> [TASK DESCRIPTION]: Your task is to repeat the listing exactly.

-- Begin EXTRACTED RECORDS --

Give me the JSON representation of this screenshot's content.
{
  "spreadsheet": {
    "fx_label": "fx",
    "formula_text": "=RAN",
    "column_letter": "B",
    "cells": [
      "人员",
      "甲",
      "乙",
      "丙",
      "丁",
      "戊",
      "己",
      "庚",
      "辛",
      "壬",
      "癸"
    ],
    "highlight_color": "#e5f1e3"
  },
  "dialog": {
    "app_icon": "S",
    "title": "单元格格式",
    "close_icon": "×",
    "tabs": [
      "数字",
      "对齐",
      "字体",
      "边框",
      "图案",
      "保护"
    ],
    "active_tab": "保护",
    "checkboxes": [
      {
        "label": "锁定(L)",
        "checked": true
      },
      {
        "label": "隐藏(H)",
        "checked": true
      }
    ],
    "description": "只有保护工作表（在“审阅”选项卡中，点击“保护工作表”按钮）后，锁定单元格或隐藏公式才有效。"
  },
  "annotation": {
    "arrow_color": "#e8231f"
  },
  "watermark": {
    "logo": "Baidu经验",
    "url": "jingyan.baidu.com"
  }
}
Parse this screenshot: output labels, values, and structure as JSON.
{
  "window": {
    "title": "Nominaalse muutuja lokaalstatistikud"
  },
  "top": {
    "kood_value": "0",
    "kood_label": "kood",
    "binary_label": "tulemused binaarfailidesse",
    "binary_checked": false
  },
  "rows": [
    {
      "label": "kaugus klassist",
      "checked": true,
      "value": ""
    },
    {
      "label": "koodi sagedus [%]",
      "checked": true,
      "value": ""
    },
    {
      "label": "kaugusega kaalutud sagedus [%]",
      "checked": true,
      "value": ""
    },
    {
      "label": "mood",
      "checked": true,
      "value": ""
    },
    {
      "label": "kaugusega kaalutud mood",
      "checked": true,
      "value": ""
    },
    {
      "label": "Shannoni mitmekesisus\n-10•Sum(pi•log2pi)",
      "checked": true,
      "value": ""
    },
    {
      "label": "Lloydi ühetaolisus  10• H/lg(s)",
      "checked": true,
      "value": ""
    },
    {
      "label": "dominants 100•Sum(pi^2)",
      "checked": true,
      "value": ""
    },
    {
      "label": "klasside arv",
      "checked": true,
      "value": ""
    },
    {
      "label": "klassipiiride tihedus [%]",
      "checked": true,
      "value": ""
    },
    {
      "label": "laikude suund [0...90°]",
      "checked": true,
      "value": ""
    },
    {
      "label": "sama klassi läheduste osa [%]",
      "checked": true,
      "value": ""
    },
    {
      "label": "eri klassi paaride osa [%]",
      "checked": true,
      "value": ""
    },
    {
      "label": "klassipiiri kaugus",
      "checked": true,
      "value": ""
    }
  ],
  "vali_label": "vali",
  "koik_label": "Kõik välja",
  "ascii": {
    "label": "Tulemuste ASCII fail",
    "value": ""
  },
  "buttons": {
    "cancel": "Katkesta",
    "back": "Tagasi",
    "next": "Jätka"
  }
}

-- End EXTRACTED RECORDS --

> [RESULT BELOW]:
Give me the JSON representation of this screenshot's content.
{
  "spreadsheet": {
    "fx_label": "fx",
    "formula_text": "=RAN",
    "column_letter": "B",
    "cells": [
      "人员",
      "甲",
      "乙",
      "丙",
      "丁",
      "戊",
      "己",
      "庚",
      "辛",
      "壬",
      "癸"
    ],
    "highlight_color": "#e5f1e3"
  },
  "dialog": {
    "app_icon": "S",
    "title": "单元格格式",
    "close_icon": "×",
    "tabs": [
      "数字",
      "对齐",
      "字体",
      "边框",
      "图案",
      "保护"
    ],
    "active_tab": "保护",
    "checkboxes": [
      {
        "label": "锁定(L)",
        "checked": true
      },
      {
        "label": "隐藏(H)",
        "checked": true
      }
    ],
    "description": "只有保护工作表（在“审阅”选项卡中，点击“保护工作表”按钮）后，锁定单元格或隐藏公式才有效。"
  },
  "annotation": {
    "arrow_color": "#e8231f"
  },
  "watermark": {
    "logo": "Baidu经验",
    "url": "jingyan.baidu.com"
  }
}
Parse this screenshot: output labels, values, and structure as JSON.
{
  "window": {
    "title": "Nominaalse muutuja lokaalstatistikud"
  },
  "top": {
    "kood_value": "0",
    "kood_label": "kood",
    "binary_label": "tulemused binaarfailidesse",
    "binary_checked": false
  },
  "rows": [
    {
      "label": "kaugus klassist",
      "checked": true,
      "value": ""
    },
    {
      "label": "koodi sagedus [%]",
      "checked": true,
      "value": ""
    },
    {
      "label": "kaugusega kaalutud sagedus [%]",
      "checked": true,
      "value": ""
    },
    {
      "label": "mood",
      "checked": true,
      "value": ""
    },
    {
      "label": "kaugusega kaalutud mood",
      "checked": true,
      "value": ""
    },
    {
      "label": "Shannoni mitmekesisus\n-10•Sum(pi•log2pi)",
      "checked": true,
      "value": ""
    },
    {
      "label": "Lloydi ühetaolisus  10• H/lg(s)",
      "checked": true,
      "value": ""
    },
    {
      "label": "dominants 100•Sum(pi^2)",
      "checked": true,
      "value": ""
    },
    {
      "label": "klasside arv",
      "checked": true,
      "value": ""
    },
    {
      "label": "klassipiiride tihedus [%]",
      "checked": true,
      "value": ""
    },
    {
      "label": "laikude suund [0...90°]",
      "checked": true,
      "value": ""
    },
    {
      "label": "sama klassi läheduste osa [%]",
      "checked": true,
      "value": ""
    },
    {
      "label": "eri klassi paaride osa [%]",
      "checked": true,
      "value": ""
    },
    {
      "label": "klassipiiri kaugus",
      "checked": true,
      "value": ""
    }
  ],
  "vali_label": "vali",
  "koik_label": "Kõik välja",
  "ascii": {
    "label": "Tulemuste ASCII fail",
    "value": ""
  },
  "buttons": {
    "cancel": "Katkesta",
    "back": "Tagasi",
    "next": "Jätka"
  }
}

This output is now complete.